### Written problem 1
Reproduce the film reviews verbatim, starting at "Then the tutor" and ending at "instead of people.".

>> Begin Quoted passage

Welcome to griggs's film reviews page. griggs has written 1458 reviews and rated 2755 films.
This isn’t cosy “family life” so much as family admin. It’s not Ozu in style, but it’s got that Ozu-ish focus on routine — only here the politeness feels like a mask. Everything’s neat and well-mannered, yet you can sense the rot underneath, like someone’s sprayed air freshener straight onto a leak.
The family don’t come across as people so much as roles they’ve memorised. Dad’s basically a placeholder. Mum keeps the whole show on the road, but she’s weirdly powerless once she’s done running around after everyone. The older son coasts on being “the good one” until the younger starts catching up, and you can feel the smug little system wobble.
Then the tutor arrives and the mask slips. Things get coercive, there’s a creepy boundary-crossing moment with him that lands badly, and the most chilling bit is how fast the family tries to minimise it and carry on — as if the timetable matters more than the damage. That final dinner scene is the punchline: everyone going through the motions while the meaning drains away. It’s funny, then it isn’t, with a sharp jab at exam culture turning kids into results instead of people.
Some Westerns pretend the frontier is a fresh start. This one treats it like a life sentence. Man of the West is bleak on purpose — a hard, miserable ride with zero interest in comfort or myth.
Gary Cooper’s Link comes across as calm, decent, almost gentle, and the film leans into that. You’re waiting for the old violence to show itself, and when it does, it hits hard. Link ends up travelling with Billie (Julie London), and Dock Tobin’s gang won’t leave her alone. The key moment is nasty: Link turns the humiliation back on Coaley (Jack Lord) in a brutal reversal — less catharsis than cold shock — and it’s a blunt reminder of why people used to fear him.
Anthony Mann keeps the pressure on with sharp staging and boxed-in frames that make everything feel trapped. The ending doesn’t so much build as close in, until there’s nowhere left to go. Cooper isn’t the most flexible presence here, but Lee J. Cobb is unforgettable as Dock: feral, pathetic, terrifying, sometimes all in the same breath.
Some period films wear history like a stiff collar. This one loosens the tie, kicks over the furniture, goes absolute bonkers, and turns imperial Russia into a grand Hollywood fever dream. Every frame is stuffed with glorious detail — gargoyles, towering doors, obscene banisters — yet it never feels fussy. The costumes are a moving feast: big dresses, bigger attitudes, pure spectacle.
The excess has teeth. Catherine’s world is fairy-tale opulence with a nasty undertow: peasants barely register, soldiers are toys, and power treats people like props. There’s an early burst of torture and war that feels like it slipped through just before the Hays Code tightened the bolts.

>> End Quoted passage
>> Begin Records

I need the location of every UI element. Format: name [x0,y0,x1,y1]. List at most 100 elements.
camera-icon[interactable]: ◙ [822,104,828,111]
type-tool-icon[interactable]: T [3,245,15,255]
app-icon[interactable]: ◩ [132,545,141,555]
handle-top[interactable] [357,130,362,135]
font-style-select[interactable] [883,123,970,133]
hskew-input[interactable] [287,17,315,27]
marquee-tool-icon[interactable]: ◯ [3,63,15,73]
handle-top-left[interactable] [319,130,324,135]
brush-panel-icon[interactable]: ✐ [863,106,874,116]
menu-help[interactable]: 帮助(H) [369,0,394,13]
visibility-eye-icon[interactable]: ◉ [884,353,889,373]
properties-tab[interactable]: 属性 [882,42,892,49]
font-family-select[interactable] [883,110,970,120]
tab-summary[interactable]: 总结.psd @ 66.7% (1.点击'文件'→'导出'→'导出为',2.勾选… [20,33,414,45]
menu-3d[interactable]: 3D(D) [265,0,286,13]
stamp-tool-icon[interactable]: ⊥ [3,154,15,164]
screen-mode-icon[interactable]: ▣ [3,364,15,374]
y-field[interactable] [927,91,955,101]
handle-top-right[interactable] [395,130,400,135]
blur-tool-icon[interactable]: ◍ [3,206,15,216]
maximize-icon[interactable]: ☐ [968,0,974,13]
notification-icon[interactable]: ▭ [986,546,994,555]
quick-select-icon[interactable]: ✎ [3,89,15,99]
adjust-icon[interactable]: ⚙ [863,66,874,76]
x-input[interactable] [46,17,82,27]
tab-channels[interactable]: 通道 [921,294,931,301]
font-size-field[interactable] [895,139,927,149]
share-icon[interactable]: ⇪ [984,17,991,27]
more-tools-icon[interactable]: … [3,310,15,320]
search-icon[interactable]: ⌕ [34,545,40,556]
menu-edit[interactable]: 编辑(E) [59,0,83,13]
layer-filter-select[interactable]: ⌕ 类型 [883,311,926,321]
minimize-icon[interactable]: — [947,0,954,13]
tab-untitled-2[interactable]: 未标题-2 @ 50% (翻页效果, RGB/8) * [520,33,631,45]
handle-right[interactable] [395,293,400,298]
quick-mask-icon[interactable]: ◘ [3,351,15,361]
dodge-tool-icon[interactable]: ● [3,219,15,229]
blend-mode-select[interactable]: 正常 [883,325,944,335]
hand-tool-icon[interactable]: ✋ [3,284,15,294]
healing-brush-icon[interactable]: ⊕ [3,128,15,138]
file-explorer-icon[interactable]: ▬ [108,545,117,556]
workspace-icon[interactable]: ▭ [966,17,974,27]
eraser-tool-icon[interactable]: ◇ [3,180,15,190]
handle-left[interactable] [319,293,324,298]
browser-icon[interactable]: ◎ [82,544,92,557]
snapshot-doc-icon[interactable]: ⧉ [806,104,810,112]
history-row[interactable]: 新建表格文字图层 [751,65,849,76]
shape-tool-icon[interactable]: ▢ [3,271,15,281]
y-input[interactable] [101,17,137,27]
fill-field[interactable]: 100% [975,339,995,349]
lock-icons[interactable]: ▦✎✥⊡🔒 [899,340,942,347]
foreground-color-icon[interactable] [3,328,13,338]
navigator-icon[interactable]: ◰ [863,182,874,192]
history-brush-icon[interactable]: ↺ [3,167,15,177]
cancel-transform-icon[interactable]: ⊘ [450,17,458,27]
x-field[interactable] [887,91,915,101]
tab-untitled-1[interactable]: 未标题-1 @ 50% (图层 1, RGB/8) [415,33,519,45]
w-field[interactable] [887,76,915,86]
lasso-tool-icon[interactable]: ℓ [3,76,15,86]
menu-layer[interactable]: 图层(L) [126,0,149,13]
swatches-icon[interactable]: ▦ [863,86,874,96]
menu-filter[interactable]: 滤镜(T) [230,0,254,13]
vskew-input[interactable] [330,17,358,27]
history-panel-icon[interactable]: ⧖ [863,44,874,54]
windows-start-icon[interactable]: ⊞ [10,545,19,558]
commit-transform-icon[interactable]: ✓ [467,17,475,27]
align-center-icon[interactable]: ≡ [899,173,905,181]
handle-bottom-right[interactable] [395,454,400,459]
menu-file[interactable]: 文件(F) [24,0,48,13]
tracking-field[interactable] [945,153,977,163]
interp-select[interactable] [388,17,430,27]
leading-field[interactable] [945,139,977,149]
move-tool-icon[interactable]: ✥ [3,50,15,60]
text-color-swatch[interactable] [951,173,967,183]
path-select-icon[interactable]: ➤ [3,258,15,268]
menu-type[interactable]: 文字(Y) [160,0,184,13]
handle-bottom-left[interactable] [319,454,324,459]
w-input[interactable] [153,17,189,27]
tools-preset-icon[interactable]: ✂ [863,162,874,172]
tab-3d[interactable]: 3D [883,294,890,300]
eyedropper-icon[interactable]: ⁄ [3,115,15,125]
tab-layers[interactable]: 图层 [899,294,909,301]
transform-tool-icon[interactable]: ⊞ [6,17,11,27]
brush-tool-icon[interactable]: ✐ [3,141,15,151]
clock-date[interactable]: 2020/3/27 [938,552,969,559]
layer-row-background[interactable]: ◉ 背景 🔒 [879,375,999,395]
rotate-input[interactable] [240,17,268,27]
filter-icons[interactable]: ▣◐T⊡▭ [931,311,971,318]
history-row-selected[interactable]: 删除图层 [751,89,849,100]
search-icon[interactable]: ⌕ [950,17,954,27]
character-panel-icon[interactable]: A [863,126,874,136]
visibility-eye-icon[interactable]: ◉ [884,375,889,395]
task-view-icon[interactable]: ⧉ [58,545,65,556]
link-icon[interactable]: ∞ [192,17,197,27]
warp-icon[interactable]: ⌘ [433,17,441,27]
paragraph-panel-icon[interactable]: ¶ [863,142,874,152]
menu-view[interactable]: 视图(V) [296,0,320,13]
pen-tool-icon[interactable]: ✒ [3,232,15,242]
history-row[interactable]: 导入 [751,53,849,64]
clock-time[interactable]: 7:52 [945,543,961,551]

>> End Records

### Written problem 2
Transcribe the rows verbatim, starting at the first row and ending at the row that contains "hskew-input[interactable] [287,17,315,27]".

### Task solution 1
Then the tutor arrives and the mask slips. Things get coercive, there’s a creepy boundary-crossing moment with him that lands badly, and the most chilling bit is how fast the family tries to minimise it and carry on — as if the timetable matters more than the damage. That final dinner scene is the punchline: everyone going through the motions while the meaning drains away. It’s funny, then it isn’t, with a sharp jab at exam culture turning kids into results instead of people.

### Task solution 2
I need the location of every UI element. Format: name [x0,y0,x1,y1]. List at most 100 elements.
camera-icon[interactable]: ◙ [822,104,828,111]
type-tool-icon[interactable]: T [3,245,15,255]
app-icon[interactable]: ◩ [132,545,141,555]
handle-top[interactable] [357,130,362,135]
font-style-select[interactable] [883,123,970,133]
hskew-input[interactable] [287,17,315,27]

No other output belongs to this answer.